# [提供された抜粋]
┄┄┄┄┄┄┄┄┄┄┄┄┄┄┄┄┄┄┄┄

取材をしていると、暗闇の中を歩く1人の男性を発見しました。野犬の保護活動をしているといいます。

Q:ドッグフードが大量にまかれているが?

「そうですね。一時は減っていたんですけどね。量は」

Q:いつも決まった場所にまかれる?

「いや、少しずつ場所変えていて、僕なんかここを見回りするもんで」

野犬の保護活動を行っているという男性。道路上にドッグフードをばらまくなどの「無差別なエサやり」を注意するため、見回っているのだといいます。

「本当に野犬が餓死してかわいそうと思うんだったら、こんなまき方、自分だったらしません」

むやみなエサやりはしないという男性。このやり方は、衛生的ではないと話します。今回、男性の案内のもと、取材班は犬たちの姿が見える場所に行ってみることにしました。

男性の案内のもと犬たちの姿が見える場所に

ディレクター:
「いました。あそこに1匹の犬がいますね。大きな声で吠えています。吠え続けていますね。ここからの距離は15メートルから20メートルでしょうか」

座ったまま吠え続ける犬。首輪は付いていません。

ディレクター:
「ここから見えるのは1匹なんですけど、呼応するように森の方からも数匹の犬が鳴いている声が聞こえます。ずっと1匹で吠え続けていますね」

すぐ近くの墓地でも、暗闇の中で聞こえてくる鳴き声。ライトをつけてみると、10メートルほど先に、犬の姿が浮かび上がりました。その奥からも鳴き声が聞こえます。

Q:このあたりは他にも犬がいる?

野犬の保護活動をする男性:
「さっき上がってきたところの左側のグラウンドにもいるし、ちょっと向こうの道に出てしまって。下の方見てるんですけどね」

Q:これだけの犬がいて鳴いていることは珍しい光景ではないんですか?

「(珍しい光景では)ないです。多い時だったらもう20匹30匹の群れが出てきてます」

数十匹の野犬が群れで行動しているという公園の周辺。取材中も、何匹もの野犬の姿が確認できました。

ディレクター:
「ここから少し見えづらいですけれども、3匹いますかね。犬たちがこのあたりに寄ってきているのが分かります。今すぐ近くに犬が寄ってきましたね。こちらの方をじっと見ています」

数年前から野犬が出没するようになった周南市。そして、野犬が出没するのは、公園内だけではなく、住宅街にも。

住宅街でかまれる被害も

ディレクター:
「野犬いますね。住宅街のすぐ近く。野犬が道路を塞いでますね。全然動こうとしませんね。3匹ずっと止まってる状況です。さらに奥にもいますね。ゆっくり歩いています。その奥にもいますね」

車のライトを当てられても、逃げるそぶりを見せない野犬の群れ。市内では住民が追いかけられ、かまれる被害も出ています。

ディレクター:
「住宅街の中なんですが、ここも野犬注意という看板がありますね」

2022年1月、住宅街の路上で、20代の女性が、小型犬2匹を散歩させていたところ、向かってきた中型の野犬がかみついてきました。女性は腰の辺りを2センチほどかまれて出血し、病院で手当てを受けました。さらに、取材を進めると、過去に5匹の野犬に囲まれたという男性も…

「かみつかれてはいないけど、結構すごい勢いで囲まれたような感じ」

Q:威嚇も?

┄┄┄┄┄┄┄┄┄┄┄┄┄┄┄┄┄┄┄┄

# [必要な作業]
• A. 野犬に関する抜粋から、「Q:ドッグフードが大量にまかれているが?」を含む箇所で始め、「に行ってみることにしました。」の後で止めて、その範囲を一字も変えずに出力してください。
• B. 野犬に関する抜粋をもとに次の問いに答え、答えにも同じ印を付けてください。
(i) 2022年1月に住宅街の路上でかまれた女性は、体のどこを何センチほどかまれましたか。
(ii) 墓地でライトをつけたとき、犬の姿は何メートルほど先に浮かび上がりましたか。
(iii) 保護活動をする男性によると、多い時には何匹の群れが出てきますか。

┄┄┄┄┄┄┄┄┄┄┄┄┄┄┄┄┄┄┄┄

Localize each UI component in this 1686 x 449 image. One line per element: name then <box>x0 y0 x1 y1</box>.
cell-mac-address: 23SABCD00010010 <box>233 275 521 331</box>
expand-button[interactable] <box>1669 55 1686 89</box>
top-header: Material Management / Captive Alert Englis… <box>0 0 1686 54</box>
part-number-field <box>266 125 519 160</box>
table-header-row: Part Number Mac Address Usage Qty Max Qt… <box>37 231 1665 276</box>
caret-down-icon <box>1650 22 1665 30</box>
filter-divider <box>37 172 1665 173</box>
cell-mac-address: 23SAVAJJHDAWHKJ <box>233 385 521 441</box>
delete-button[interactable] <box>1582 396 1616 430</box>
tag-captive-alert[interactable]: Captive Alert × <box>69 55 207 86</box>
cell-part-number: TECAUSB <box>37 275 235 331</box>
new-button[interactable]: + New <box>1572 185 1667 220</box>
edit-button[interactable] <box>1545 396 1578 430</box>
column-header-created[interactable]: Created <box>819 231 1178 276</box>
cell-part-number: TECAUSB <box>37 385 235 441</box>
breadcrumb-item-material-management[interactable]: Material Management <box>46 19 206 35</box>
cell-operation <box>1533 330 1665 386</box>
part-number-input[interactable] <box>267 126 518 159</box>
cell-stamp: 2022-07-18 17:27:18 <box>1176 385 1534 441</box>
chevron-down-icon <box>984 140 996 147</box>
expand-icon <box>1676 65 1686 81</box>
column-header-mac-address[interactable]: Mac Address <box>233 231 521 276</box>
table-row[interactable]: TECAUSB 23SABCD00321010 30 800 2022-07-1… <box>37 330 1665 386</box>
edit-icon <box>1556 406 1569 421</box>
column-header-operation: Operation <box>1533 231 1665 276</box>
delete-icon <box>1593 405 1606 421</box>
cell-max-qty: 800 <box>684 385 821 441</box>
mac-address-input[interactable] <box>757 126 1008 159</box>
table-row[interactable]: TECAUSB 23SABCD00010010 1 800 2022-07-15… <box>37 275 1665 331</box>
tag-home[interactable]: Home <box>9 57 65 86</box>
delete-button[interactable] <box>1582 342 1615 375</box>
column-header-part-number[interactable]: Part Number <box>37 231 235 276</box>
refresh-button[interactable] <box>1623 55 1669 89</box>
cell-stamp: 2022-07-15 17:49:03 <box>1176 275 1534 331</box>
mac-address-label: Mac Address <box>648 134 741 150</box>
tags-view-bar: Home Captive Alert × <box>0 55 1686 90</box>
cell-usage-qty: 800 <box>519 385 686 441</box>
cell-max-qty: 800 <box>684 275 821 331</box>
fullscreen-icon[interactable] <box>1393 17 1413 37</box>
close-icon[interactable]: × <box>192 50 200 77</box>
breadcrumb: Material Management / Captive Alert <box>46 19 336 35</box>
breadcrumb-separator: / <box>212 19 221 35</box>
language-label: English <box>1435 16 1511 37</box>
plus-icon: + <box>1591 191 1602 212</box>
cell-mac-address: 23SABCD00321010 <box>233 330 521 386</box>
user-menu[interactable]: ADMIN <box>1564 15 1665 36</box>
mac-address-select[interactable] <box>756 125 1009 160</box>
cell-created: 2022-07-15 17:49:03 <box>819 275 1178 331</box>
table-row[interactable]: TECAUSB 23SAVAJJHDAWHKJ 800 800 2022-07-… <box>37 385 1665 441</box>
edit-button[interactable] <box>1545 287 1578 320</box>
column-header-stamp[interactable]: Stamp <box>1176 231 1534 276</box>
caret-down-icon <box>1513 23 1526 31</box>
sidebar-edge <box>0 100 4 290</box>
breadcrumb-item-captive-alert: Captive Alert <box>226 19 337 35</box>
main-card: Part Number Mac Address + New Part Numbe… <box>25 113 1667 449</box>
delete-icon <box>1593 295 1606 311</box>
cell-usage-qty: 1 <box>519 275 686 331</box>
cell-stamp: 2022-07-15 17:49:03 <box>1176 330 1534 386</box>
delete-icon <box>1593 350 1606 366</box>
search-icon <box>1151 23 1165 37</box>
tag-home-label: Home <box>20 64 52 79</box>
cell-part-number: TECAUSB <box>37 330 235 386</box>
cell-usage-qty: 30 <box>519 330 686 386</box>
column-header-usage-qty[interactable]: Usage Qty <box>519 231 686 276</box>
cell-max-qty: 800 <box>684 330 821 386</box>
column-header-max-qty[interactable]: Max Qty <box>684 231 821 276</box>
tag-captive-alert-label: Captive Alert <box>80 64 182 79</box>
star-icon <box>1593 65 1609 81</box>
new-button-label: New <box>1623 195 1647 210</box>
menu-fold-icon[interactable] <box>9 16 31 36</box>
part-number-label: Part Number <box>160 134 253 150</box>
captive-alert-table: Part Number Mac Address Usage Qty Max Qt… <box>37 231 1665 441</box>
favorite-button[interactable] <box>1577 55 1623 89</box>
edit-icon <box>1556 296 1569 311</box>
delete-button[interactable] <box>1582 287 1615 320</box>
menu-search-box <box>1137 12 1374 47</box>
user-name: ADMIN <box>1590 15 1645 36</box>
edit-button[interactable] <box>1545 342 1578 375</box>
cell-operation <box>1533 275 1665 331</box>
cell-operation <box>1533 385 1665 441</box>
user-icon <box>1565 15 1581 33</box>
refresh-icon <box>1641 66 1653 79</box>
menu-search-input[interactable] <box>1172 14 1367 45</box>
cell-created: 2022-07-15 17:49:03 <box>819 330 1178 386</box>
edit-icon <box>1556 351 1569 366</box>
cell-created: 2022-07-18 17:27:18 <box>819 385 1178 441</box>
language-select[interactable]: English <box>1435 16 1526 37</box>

┄┄┄┄┄┄┄┄┄┄┄┄┄┄┄┄┄┄┄┄

# [番号付き回答]
• A.
Q:ドッグフードが大量にまかれているが?

「そうですね。一時は減っていたんですけどね。量は」

Q:いつも決まった場所にまかれる?

「いや、少しずつ場所変えていて、僕なんかここを見回りするもんで」

野犬の保護活動を行っているという男性。道路上にドッグフードをばらまくなどの「無差別なエサやり」を注意するため、見回っているのだといいます。

「本当に野犬が餓死してかわいそうと思うんだったら、こんなまき方、自分だったらしません」

むやみなエサやりはしないという男性。このやり方は、衛生的ではないと話します。今回、男性の案内のもと、取材班は犬たちの姿が見える場所に行ってみることにしました。

• B.
(i) 腰の辺りを2センチほどかまれました。
(ii) 10メートルほど先です。
(iii) 20匹から30匹の群れです。